* _EXERCISES_
A - In the essay on Alexandre Arrechea, during which years was he a member of Los Carpinteros?
B - Go on with the essay on Alexandre Arrechea, picking up after its final sentence.
===== PASSAGE PROVIDED =====
1 0 Tag Archives: Dan Cameron
post icon

Todo, Algo, Nada at CAB, Burgos 2009

CAB, Burgos, spain from Alex Arrechea on Vimeo.

The Vanishing Perspective

Dan Cameron

The work of Alexandre Arrechea, a founding member (from 1991 through 2003) of the Cuban artist collective Los Carpinteros, has undergone a transformation during the past several years that has been quite gradual, but is no less radical for having taken some time to unfold. Somewhat paradoxically, his more recent works seem increasingly in harmony with the original goals of Los Carpinteros, in that the images and objects Arrechea creates serve increasingly as visual metaphors for ongoing social themes of inequality, cultural disenfranchisement, and the oft-disputed role of art’s rightful place in a global, media-driven society. Like the anti-utopias that were Los Carpinteros’ stock in trade a decade ago, Arrechea’s new works offer a kind of visual position paper about the meaning of the world as we live in it today.
===== DATASET ENTRIES =====
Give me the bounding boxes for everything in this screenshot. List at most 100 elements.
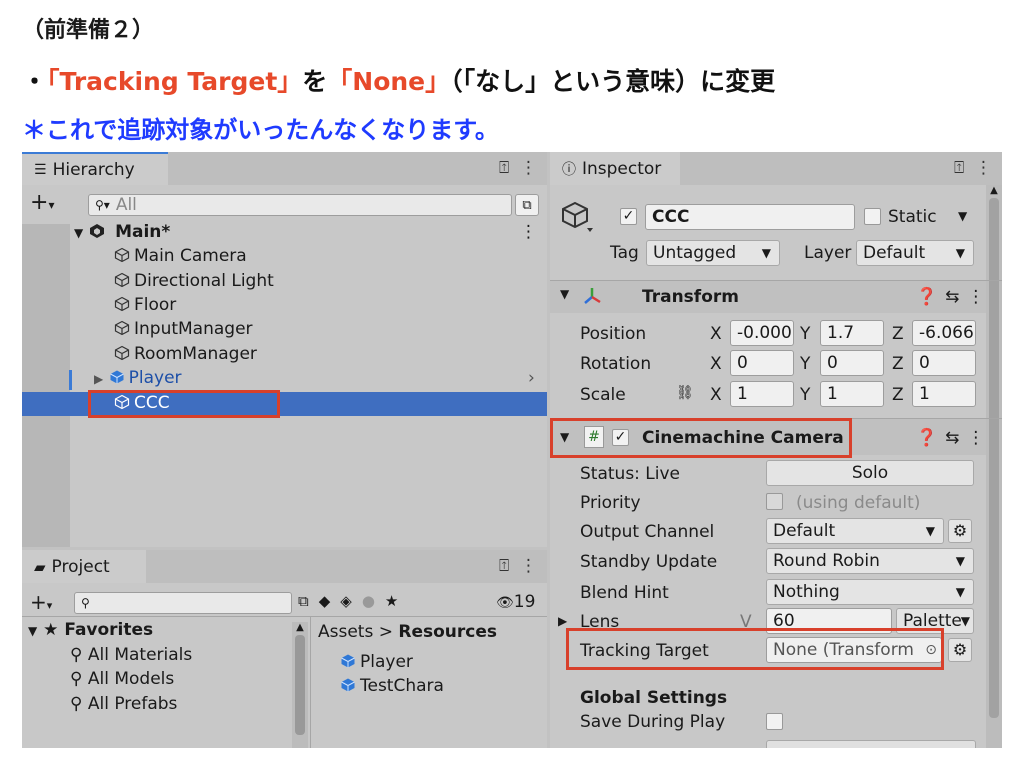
tag-dropdown[interactable]: Untagged ▼	[646, 240, 780, 266]
gear-icon[interactable]: ⚙	[948, 519, 972, 543]
next-dropdown-partial[interactable]	[766, 740, 976, 748]
item-label: Main Camera	[134, 246, 247, 266]
static-checkbox[interactable]	[864, 208, 881, 225]
solo-button[interactable]: Solo	[766, 460, 974, 486]
axis-y-label: Y	[800, 354, 811, 374]
static-dropdown-icon[interactable]: ▼	[958, 209, 967, 223]
hierarchy-item-roommanager[interactable]: RoomManager	[114, 344, 257, 364]
project-search-input[interactable]: ⚲	[74, 592, 292, 614]
step-instruction: ・「Tracking Target」を「None」（「なし」という意味）に変更	[22, 62, 775, 98]
kebab-menu-icon[interactable]: ⋮	[967, 428, 992, 448]
link-icon[interactable]: ⛓	[676, 385, 694, 401]
visibility-count[interactable]: 👁19	[496, 592, 535, 612]
breadcrumb-assets[interactable]: Assets	[318, 622, 373, 642]
tab-hierarchy[interactable]: ☰ Hierarchy	[22, 152, 168, 185]
lock-icon[interactable]: ⍐	[499, 158, 509, 178]
layer-dropdown[interactable]: Default ▼	[856, 240, 974, 266]
gameobject-large-icon[interactable]	[560, 200, 594, 234]
favorite-all-models[interactable]: ⚲ All Models	[70, 669, 174, 689]
kebab-menu-icon[interactable]: ⋮	[520, 556, 537, 576]
hierarchy-item-inputmanager[interactable]: InputManager	[114, 319, 253, 339]
preset-icon[interactable]: ⇆	[945, 428, 967, 448]
scroll-up-icon[interactable]: ▲	[292, 622, 308, 633]
axis-y-label: Y	[800, 385, 811, 405]
eye-icon: 👁	[496, 595, 514, 611]
hierarchy-item-floor[interactable]: Floor	[114, 295, 176, 315]
add-asset-button[interactable]: +▾	[30, 590, 52, 614]
log-icon[interactable]: ●	[362, 592, 385, 610]
hierarchy-item-main-camera[interactable]: Main Camera	[114, 246, 247, 266]
panel-controls[interactable]: ⍐ ⋮	[954, 158, 992, 178]
panel-controls[interactable]: ⍐ ⋮	[499, 158, 537, 178]
chevron-right-icon[interactable]: ›	[528, 368, 535, 388]
kebab-menu-icon[interactable]: ⋮	[967, 287, 992, 307]
save-during-play-checkbox[interactable]	[766, 713, 783, 730]
object-name-field[interactable]: CCC	[645, 204, 855, 230]
standby-update-dropdown[interactable]: Round Robin ▼	[766, 548, 974, 574]
label-filter-icon[interactable]: ◈	[340, 592, 362, 610]
scale-y-field[interactable]: 1	[820, 381, 884, 407]
search-input[interactable]: ⚲▾ All	[88, 194, 512, 216]
scale-x-field[interactable]: 1	[730, 381, 794, 407]
hierarchy-item-directional-light[interactable]: Directional Light	[114, 271, 274, 291]
kebab-menu-icon[interactable]: ⋮	[975, 158, 992, 178]
asset-testchara[interactable]: TestChara	[340, 676, 444, 696]
list-icon: ☰	[34, 161, 47, 178]
cinemachine-highlight-box	[550, 418, 852, 458]
favorite-all-materials[interactable]: ⚲ All Materials	[70, 645, 192, 665]
help-icon[interactable]: ❓	[916, 287, 945, 307]
expand-arrow-icon[interactable]: ▼	[28, 624, 37, 638]
scroll-thumb[interactable]	[989, 198, 999, 718]
add-button[interactable]: +▾	[30, 190, 54, 215]
rotation-y-field[interactable]: 0	[820, 350, 884, 376]
breadcrumb-resources[interactable]: Resources	[398, 622, 497, 642]
kebab-menu-icon[interactable]: ⋮	[520, 158, 537, 178]
favorite-all-prefabs[interactable]: ⚲ All Prefabs	[70, 694, 177, 714]
favorites-header[interactable]: ▼ ★ Favorites	[28, 620, 153, 640]
scale-z-field[interactable]: 1	[912, 381, 976, 407]
hierarchy-item-player[interactable]: ▶ Player	[94, 368, 182, 388]
blend-hint-dropdown[interactable]: Nothing ▼	[766, 579, 974, 605]
output-channel-dropdown[interactable]: Default ▼	[766, 518, 944, 544]
lock-icon[interactable]: ⍐	[954, 158, 964, 178]
rotation-z-field[interactable]: 0	[912, 350, 976, 376]
asset-player[interactable]: Player	[340, 652, 413, 672]
scroll-thumb[interactable]	[295, 635, 305, 735]
search-options-icon[interactable]: ⧉	[298, 592, 319, 610]
favorite-label: All Models	[87, 669, 175, 689]
tab-project[interactable]: ▰ Project	[22, 550, 146, 583]
folder-tree-scrollbar[interactable]: ▲	[292, 622, 308, 748]
expand-arrow-icon[interactable]: ▼	[560, 287, 569, 301]
scene-row[interactable]: ▼ Main*	[74, 222, 170, 242]
asset-label: TestChara	[360, 676, 444, 696]
active-checkbox[interactable]: ✓	[620, 208, 637, 225]
scroll-up-icon[interactable]: ▲	[986, 185, 1002, 196]
type-filter-icon[interactable]: ◆	[319, 592, 341, 610]
transform-icon	[584, 288, 601, 304]
preset-icon[interactable]: ⇆	[945, 287, 967, 307]
position-z-field[interactable]: -6.066	[912, 320, 976, 346]
scene-menu-icon[interactable]: ⋮	[520, 222, 537, 242]
inspector-scrollbar[interactable]: ▲	[986, 185, 1002, 748]
search-options-icon[interactable]: ⧉	[515, 194, 539, 216]
expand-arrow-icon[interactable]: ▶	[94, 372, 103, 386]
rotation-x-field[interactable]: 0	[730, 350, 794, 376]
priority-checkbox[interactable]	[766, 493, 783, 510]
lock-icon[interactable]: ⍐	[499, 556, 509, 576]
search-icon: ⚲▾	[95, 198, 110, 212]
component-controls[interactable]: ❓⇆⋮	[916, 287, 992, 307]
panel-controls[interactable]: ⍐ ⋮	[499, 556, 537, 576]
priority-value: (using default)	[796, 493, 921, 513]
prefab-icon	[341, 654, 355, 668]
component-controls[interactable]: ❓⇆⋮	[916, 428, 992, 448]
rotation-label: Rotation	[580, 354, 652, 374]
star-icon[interactable]: ★	[385, 592, 408, 610]
position-x-field[interactable]: -0.000	[730, 320, 794, 346]
expand-arrow-icon[interactable]: ▶	[558, 614, 567, 628]
tag-label: Tag	[610, 243, 639, 263]
position-y-field[interactable]: 1.7	[820, 320, 884, 346]
gear-icon[interactable]: ⚙	[948, 638, 972, 662]
tab-inspector[interactable]: ⓘ Inspector	[550, 152, 680, 185]
help-icon[interactable]: ❓	[916, 428, 945, 448]
expand-arrow-icon[interactable]: ▼	[74, 226, 83, 240]
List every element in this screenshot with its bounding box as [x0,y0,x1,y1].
=====
* _ANSWER SET_
A - From 1991 through 2003.

B -
This is not to say that Arrechea – or for that matter Los Carpinteros, in either their past or present incarnations – should be considered makers of political art, if we use that term as it is normally applied. Arrechea does not direct his art toward an activist audience, nor is it especially connected to ongoing world affairs. His work is not about hunger, dictatorships, the environment, the rights of women, children, or minorities or the persecution of political journalists. In fact, like many artists of his generation, Arrechea prefers to manipulate his symbols and materials is such a way that the viewer doesn’t always go away from them with a specific point of view. The intersection of art and politics is not generally one that offers a full range of possibilities for creative freedom, especially if the work is to have a shelf life beyond that of the topics in question.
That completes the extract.